TASK OBJECTIVE: Identify each line below that contains the word "title", and copy it out.

SUPPLIED INFORMATION:
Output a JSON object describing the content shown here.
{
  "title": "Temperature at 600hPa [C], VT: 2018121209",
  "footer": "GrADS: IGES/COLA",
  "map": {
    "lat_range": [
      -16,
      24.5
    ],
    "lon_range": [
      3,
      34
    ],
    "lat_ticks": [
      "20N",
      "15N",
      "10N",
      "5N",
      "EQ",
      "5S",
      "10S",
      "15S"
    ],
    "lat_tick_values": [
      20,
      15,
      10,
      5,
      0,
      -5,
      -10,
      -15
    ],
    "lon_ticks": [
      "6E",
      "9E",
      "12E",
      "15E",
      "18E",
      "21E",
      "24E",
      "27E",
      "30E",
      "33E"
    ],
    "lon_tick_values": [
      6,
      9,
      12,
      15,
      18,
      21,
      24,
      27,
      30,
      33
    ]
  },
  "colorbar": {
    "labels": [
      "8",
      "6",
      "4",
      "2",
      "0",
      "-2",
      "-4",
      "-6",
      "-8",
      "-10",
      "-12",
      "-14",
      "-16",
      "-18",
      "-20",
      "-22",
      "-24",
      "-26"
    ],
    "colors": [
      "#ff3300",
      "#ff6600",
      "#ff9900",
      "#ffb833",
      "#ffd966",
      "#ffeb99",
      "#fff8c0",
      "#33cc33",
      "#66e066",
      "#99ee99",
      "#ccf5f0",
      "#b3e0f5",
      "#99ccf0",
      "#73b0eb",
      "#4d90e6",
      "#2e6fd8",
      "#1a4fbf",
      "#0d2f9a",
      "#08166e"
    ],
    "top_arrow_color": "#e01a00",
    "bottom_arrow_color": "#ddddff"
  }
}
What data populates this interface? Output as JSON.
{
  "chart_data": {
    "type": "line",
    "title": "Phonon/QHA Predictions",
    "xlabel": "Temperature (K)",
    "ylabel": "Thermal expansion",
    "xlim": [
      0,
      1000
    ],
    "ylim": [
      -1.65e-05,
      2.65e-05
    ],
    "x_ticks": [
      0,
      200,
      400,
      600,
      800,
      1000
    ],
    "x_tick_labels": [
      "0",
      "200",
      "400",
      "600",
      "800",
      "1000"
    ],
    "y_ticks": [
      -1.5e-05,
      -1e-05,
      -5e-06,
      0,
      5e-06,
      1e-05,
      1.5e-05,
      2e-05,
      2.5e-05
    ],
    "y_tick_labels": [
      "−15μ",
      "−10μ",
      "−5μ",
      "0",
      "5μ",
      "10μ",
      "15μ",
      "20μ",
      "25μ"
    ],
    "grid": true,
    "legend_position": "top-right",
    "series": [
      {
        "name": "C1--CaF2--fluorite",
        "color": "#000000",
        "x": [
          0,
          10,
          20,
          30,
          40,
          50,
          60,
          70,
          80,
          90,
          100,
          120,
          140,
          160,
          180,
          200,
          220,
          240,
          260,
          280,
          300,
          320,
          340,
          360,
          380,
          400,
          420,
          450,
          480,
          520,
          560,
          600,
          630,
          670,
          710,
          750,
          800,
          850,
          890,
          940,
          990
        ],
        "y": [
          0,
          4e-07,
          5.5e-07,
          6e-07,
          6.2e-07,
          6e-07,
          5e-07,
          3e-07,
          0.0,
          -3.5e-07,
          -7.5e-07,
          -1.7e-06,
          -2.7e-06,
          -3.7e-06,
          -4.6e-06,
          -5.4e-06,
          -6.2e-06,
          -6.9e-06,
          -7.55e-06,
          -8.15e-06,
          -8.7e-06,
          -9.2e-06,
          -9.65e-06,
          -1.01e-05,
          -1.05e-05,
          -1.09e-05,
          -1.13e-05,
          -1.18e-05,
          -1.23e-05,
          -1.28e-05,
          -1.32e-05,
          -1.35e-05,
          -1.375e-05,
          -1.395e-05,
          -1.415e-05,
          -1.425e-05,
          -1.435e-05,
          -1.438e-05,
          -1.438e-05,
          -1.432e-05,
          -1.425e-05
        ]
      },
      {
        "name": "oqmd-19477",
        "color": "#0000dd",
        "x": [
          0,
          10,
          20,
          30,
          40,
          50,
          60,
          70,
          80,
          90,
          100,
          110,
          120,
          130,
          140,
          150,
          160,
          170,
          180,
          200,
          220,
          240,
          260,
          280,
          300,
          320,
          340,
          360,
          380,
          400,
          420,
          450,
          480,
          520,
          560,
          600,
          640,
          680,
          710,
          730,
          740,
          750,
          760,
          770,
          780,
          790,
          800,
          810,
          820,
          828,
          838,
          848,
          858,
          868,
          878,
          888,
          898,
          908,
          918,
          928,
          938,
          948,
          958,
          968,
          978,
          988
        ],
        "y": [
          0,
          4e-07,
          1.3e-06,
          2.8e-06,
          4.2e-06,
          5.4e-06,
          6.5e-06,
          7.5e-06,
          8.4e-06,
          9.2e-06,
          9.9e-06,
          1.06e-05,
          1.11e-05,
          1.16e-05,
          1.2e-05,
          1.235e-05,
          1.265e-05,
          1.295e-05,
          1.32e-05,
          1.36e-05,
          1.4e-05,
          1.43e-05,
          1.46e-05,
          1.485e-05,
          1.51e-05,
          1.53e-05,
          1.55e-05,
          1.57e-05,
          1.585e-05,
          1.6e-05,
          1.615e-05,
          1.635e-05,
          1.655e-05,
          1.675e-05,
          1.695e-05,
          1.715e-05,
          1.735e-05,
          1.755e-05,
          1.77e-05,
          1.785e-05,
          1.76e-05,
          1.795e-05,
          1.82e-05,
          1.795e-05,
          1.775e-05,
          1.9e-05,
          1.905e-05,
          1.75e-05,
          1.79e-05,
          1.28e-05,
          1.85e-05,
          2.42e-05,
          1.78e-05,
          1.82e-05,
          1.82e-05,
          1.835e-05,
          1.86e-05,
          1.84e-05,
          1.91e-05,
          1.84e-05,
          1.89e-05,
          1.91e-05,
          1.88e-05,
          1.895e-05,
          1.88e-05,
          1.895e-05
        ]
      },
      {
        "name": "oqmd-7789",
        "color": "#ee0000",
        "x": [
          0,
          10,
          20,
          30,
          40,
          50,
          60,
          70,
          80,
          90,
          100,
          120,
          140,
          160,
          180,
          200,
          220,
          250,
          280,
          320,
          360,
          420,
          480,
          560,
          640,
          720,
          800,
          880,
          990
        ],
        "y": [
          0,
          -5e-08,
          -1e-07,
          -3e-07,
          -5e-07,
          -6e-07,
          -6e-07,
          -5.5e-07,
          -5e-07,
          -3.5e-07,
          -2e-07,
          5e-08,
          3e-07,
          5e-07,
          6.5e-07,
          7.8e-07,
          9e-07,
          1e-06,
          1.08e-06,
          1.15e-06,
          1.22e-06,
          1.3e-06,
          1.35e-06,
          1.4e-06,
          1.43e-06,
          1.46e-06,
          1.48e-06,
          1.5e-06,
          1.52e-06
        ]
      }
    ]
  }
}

SOLUTION TO THIS PROBLEM:
  "title": "Temperature at 600hPa [C], VT: 2018121209",
    "title": "Phonon/QHA Predictions",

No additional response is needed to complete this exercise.